[Items from a data source]
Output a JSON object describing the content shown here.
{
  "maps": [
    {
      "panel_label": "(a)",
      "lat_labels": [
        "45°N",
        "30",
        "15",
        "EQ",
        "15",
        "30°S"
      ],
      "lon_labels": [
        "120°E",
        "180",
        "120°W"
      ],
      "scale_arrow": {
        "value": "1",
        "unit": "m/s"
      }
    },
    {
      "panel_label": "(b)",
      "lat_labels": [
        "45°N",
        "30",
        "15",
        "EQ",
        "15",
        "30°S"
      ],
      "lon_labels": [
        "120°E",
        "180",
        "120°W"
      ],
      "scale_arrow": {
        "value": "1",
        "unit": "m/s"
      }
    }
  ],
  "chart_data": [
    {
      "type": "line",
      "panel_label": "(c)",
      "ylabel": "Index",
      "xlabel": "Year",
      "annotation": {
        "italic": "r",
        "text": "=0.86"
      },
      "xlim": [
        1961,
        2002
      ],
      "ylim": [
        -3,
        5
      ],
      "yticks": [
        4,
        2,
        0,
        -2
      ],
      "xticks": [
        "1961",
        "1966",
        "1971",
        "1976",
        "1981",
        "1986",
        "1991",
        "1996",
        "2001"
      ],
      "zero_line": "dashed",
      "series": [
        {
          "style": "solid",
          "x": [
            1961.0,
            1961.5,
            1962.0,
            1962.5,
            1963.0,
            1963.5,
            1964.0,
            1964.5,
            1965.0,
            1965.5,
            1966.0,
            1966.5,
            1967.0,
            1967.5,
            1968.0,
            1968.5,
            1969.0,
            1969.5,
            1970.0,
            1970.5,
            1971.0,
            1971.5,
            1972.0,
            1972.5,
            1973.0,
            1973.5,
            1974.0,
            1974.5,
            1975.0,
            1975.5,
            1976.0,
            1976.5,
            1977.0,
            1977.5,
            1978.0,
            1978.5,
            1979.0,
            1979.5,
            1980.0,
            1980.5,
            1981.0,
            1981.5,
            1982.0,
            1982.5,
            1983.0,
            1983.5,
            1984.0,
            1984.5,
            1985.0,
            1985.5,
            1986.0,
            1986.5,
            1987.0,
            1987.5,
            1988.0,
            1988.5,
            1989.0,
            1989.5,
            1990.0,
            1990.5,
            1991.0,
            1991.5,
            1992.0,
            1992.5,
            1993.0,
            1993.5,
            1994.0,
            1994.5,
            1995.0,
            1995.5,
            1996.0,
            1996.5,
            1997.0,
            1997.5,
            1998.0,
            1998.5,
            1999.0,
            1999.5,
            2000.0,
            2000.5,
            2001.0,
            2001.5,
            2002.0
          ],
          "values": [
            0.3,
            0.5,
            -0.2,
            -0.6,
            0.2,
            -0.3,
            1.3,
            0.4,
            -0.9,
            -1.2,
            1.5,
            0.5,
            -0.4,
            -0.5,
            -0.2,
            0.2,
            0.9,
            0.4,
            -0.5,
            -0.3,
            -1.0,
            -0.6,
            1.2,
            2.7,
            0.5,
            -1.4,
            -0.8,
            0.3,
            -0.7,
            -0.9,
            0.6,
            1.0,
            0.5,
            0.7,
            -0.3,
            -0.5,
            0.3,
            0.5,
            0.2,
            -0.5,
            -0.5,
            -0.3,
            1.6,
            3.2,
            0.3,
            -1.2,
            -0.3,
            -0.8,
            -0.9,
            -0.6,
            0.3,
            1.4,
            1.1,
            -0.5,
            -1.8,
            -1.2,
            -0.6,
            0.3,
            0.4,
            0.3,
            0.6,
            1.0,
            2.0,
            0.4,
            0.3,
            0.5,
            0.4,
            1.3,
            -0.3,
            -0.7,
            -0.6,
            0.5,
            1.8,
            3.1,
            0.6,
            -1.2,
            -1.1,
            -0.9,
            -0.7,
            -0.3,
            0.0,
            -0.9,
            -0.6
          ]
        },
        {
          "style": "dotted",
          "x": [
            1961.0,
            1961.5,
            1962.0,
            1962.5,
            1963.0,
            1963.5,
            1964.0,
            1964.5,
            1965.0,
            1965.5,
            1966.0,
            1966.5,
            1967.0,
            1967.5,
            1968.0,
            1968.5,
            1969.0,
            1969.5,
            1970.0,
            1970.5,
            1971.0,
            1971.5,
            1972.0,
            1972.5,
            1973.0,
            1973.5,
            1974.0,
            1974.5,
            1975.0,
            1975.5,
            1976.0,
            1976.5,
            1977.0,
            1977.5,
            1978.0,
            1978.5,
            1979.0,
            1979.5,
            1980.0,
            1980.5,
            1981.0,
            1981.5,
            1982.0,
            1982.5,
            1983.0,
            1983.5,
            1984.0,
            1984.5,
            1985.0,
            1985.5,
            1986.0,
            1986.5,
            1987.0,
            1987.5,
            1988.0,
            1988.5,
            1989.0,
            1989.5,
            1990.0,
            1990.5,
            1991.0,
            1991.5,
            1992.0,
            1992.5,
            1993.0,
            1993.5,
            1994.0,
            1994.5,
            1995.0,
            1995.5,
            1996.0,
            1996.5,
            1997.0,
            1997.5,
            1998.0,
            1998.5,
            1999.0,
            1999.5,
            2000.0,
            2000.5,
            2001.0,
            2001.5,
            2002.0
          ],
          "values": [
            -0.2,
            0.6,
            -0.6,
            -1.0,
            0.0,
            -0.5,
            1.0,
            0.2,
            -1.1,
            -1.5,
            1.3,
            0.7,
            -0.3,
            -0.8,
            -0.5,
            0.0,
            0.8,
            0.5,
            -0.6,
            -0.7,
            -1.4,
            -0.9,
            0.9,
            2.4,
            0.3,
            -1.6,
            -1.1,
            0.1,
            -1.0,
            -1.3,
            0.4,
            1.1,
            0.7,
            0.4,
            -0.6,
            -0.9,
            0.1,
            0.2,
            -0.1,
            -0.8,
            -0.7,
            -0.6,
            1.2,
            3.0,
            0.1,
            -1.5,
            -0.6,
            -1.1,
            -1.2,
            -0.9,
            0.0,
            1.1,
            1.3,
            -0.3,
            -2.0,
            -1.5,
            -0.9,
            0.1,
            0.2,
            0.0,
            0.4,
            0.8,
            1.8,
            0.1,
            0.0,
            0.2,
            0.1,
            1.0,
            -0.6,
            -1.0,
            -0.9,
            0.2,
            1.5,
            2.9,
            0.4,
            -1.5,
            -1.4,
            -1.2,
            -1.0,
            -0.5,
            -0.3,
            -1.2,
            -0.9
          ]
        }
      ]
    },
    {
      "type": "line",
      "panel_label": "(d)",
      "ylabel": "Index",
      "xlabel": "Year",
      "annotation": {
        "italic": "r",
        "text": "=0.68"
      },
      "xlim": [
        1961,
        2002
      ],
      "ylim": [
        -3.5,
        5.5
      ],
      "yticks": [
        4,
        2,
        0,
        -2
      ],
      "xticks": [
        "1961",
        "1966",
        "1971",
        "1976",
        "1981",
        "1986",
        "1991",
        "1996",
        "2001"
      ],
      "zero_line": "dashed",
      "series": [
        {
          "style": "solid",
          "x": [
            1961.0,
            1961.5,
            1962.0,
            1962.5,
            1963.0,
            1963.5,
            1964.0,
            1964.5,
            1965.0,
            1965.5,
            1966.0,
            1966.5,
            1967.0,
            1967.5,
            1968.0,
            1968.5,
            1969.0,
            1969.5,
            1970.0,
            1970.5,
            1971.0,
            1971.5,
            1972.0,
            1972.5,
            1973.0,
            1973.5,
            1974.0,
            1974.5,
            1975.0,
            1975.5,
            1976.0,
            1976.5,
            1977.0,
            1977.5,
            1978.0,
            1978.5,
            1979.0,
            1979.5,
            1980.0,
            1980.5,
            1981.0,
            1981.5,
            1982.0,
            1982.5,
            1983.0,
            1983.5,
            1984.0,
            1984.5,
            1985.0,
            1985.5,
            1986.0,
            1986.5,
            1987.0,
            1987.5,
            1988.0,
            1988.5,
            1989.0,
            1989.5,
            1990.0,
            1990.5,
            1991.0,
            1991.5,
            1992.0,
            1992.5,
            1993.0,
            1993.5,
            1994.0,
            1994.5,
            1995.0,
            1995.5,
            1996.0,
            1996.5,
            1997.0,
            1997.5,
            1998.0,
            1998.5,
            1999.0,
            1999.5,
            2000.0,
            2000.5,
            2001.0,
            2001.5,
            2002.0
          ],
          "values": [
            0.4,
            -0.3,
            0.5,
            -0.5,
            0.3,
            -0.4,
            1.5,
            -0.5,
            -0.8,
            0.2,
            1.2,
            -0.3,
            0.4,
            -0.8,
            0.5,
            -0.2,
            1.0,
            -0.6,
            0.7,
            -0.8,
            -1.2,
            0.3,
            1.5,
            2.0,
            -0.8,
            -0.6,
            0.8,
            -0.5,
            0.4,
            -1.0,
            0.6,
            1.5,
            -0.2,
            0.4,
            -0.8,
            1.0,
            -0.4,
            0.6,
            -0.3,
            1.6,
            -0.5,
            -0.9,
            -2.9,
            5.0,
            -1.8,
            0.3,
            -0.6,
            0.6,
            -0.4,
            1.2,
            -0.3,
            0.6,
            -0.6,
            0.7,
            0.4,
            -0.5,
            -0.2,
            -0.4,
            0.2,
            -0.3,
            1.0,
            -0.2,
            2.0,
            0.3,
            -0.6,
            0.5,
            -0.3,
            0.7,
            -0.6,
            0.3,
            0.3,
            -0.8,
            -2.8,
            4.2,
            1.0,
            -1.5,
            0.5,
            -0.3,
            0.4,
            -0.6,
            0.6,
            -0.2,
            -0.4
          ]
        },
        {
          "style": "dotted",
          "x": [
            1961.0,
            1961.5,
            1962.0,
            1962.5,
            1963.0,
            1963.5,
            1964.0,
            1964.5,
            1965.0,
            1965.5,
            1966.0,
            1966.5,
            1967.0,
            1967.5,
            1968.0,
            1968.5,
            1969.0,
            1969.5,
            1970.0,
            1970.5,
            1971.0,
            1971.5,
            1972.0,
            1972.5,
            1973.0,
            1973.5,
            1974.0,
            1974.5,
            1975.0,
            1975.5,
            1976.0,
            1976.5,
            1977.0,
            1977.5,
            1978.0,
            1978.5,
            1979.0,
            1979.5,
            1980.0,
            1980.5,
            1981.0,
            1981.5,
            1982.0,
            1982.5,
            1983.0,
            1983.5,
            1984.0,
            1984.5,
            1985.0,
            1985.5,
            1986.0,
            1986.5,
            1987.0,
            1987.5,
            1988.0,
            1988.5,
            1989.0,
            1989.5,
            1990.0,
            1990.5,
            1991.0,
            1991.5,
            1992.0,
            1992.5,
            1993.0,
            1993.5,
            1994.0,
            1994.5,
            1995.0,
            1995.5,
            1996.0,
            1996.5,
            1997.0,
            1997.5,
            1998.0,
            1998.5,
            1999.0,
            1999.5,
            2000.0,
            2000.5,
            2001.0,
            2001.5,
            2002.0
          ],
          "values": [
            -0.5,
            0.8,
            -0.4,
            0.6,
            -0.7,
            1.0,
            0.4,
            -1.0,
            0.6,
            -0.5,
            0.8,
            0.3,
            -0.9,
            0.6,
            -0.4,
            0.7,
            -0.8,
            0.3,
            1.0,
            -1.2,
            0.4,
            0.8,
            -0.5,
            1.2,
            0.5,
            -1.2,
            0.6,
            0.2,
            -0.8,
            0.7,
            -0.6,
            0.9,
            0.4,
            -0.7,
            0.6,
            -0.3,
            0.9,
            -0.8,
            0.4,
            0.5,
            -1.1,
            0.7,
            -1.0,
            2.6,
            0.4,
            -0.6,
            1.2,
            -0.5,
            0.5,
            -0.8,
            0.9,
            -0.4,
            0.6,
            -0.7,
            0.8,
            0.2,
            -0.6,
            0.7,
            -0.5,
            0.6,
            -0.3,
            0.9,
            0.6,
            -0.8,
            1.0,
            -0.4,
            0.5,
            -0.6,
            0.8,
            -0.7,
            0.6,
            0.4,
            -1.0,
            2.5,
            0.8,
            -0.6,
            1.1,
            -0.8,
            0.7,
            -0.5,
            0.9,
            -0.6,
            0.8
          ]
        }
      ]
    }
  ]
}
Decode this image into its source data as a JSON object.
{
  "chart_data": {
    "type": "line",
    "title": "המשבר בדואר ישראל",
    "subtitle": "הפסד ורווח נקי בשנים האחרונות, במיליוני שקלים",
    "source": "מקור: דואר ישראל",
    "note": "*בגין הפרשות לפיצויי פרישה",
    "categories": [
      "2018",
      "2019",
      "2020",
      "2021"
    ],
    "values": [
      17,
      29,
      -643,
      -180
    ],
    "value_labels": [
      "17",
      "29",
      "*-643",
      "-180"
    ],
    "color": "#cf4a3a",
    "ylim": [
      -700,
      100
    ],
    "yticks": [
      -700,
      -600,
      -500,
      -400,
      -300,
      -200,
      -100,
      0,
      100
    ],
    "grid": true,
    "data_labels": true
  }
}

— Requirements —
Write out every line of the entries that holds the word "object".

— Response to this exercise —
Output a JSON object describing the content shown here.
Decode this image into its source data as a JSON object.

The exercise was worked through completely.